**JOB**. Select, from the data, each line where "Give" occurs.

**Some records**.

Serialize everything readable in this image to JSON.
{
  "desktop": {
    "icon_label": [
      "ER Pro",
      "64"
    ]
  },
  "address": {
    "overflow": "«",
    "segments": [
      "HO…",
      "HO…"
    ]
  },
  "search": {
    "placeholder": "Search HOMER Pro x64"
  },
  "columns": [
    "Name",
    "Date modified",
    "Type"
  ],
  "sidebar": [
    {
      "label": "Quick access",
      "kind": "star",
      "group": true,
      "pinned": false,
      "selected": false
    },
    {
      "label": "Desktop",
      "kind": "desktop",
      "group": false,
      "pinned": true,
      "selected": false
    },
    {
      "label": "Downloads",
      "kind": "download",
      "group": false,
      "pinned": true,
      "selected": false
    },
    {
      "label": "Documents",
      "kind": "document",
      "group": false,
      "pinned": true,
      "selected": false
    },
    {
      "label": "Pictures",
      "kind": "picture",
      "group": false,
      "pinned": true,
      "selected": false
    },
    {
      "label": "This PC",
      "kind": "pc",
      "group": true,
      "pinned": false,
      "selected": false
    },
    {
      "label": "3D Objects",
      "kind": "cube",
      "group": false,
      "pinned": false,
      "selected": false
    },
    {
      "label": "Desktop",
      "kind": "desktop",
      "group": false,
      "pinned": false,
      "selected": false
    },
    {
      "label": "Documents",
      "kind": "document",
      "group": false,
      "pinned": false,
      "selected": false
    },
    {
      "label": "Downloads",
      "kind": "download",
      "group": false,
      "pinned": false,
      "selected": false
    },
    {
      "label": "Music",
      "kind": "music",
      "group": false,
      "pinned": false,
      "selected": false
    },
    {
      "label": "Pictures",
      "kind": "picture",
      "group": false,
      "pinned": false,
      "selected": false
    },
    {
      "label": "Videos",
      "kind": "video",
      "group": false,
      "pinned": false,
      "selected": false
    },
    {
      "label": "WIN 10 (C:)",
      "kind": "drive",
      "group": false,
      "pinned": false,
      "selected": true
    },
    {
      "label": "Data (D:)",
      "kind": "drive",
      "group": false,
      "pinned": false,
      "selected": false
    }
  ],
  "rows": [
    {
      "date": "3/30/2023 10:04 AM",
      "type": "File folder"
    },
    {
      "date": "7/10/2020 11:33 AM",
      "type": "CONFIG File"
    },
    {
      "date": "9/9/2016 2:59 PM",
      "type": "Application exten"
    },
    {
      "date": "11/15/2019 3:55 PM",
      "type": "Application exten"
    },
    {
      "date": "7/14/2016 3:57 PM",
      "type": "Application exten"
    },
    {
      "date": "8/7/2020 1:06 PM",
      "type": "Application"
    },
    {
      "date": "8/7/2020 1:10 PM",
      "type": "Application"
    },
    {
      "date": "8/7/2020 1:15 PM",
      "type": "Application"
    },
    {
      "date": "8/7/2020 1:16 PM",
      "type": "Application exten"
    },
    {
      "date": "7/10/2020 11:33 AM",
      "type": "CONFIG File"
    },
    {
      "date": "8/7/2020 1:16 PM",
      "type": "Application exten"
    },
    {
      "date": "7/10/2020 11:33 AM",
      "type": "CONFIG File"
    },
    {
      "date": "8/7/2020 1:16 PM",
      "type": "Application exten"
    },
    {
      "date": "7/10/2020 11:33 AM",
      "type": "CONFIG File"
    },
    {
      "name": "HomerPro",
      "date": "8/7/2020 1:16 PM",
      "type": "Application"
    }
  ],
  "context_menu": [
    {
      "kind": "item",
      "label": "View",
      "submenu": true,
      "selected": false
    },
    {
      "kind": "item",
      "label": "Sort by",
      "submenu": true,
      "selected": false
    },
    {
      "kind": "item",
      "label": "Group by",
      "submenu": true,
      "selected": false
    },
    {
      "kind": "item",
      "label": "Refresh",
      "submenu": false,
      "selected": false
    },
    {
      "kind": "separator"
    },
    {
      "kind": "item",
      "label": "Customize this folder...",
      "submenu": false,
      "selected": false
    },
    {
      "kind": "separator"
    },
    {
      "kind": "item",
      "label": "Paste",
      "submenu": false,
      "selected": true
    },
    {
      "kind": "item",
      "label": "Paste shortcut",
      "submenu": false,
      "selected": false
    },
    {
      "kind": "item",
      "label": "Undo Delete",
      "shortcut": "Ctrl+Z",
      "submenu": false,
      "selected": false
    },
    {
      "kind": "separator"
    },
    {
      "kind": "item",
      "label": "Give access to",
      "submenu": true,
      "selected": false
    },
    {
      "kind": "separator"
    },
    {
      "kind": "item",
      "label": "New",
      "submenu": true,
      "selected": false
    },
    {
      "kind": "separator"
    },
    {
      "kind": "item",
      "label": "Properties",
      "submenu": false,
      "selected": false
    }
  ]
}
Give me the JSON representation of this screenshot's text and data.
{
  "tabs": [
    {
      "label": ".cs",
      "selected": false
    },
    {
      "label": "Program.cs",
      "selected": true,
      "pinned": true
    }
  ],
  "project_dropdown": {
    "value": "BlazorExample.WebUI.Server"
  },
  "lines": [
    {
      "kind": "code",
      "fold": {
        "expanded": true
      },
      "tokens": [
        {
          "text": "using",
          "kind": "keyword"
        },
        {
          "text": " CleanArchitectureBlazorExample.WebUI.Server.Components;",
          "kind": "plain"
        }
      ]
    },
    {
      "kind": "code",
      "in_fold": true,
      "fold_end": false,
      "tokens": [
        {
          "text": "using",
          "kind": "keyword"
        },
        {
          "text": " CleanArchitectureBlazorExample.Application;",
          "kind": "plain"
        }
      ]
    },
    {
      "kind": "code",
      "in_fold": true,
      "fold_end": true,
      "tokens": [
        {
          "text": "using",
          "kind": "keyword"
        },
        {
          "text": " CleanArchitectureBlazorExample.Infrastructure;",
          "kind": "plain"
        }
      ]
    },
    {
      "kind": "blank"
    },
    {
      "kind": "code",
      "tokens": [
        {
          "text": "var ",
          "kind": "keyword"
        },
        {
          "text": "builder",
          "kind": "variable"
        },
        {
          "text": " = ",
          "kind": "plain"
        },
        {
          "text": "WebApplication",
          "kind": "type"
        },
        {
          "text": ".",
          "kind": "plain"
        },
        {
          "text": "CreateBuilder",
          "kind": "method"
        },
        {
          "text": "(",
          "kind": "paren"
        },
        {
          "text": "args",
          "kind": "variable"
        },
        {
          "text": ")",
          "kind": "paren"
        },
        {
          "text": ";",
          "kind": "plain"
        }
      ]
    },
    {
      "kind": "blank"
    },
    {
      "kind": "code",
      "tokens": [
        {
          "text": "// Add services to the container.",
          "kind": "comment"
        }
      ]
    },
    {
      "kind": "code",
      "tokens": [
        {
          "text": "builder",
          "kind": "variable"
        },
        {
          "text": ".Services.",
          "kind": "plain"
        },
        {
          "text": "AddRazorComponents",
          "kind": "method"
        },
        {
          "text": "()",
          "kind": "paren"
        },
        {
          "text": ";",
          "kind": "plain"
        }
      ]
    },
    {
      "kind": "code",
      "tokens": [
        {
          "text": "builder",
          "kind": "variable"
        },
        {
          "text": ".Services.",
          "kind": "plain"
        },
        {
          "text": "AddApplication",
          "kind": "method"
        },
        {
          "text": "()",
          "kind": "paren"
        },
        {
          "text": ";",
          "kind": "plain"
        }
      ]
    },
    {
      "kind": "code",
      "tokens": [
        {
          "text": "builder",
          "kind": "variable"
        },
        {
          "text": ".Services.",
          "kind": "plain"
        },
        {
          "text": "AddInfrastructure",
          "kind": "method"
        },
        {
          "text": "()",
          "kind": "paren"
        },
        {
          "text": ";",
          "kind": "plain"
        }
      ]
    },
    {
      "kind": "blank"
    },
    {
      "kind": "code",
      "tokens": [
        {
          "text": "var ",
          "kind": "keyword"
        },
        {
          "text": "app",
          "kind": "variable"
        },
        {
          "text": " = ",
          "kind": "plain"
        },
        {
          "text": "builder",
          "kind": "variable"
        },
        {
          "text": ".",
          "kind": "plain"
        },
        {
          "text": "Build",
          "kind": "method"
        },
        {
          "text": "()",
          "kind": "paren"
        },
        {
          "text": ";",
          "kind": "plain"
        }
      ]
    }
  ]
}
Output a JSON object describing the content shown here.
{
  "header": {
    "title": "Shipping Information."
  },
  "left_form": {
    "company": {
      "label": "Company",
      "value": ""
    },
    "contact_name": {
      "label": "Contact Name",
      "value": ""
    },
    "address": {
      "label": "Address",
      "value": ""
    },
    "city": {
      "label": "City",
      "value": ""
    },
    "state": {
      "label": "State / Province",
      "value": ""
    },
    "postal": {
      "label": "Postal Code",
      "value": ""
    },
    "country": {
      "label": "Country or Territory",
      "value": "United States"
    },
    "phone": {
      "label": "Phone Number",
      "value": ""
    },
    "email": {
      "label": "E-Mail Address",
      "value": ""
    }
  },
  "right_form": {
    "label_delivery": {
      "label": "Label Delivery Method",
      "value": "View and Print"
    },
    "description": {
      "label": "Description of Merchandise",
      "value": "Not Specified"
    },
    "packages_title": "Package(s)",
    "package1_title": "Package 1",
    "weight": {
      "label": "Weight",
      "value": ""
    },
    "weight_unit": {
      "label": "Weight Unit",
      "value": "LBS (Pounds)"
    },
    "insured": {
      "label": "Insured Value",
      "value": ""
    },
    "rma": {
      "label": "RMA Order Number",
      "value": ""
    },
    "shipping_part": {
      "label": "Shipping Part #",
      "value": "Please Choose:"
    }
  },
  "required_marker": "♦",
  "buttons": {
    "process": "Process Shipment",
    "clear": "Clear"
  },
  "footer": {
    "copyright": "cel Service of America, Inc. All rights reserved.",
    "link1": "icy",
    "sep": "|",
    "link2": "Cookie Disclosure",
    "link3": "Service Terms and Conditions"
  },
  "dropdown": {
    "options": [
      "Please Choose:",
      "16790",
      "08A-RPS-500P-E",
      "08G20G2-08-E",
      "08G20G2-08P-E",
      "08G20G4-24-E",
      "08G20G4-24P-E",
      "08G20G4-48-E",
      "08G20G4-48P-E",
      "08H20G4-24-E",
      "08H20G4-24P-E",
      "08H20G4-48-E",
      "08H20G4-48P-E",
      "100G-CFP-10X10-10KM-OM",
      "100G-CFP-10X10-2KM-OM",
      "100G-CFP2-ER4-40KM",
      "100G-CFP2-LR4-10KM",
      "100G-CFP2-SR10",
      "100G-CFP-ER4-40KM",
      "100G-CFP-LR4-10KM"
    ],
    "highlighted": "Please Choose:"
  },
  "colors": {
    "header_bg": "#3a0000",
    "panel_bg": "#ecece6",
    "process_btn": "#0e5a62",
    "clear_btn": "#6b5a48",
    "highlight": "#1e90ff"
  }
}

**SOLUTION TO THE PROBLEM**.
      "label": "Give access to",
Give me the JSON representation of this screenshot's text and data.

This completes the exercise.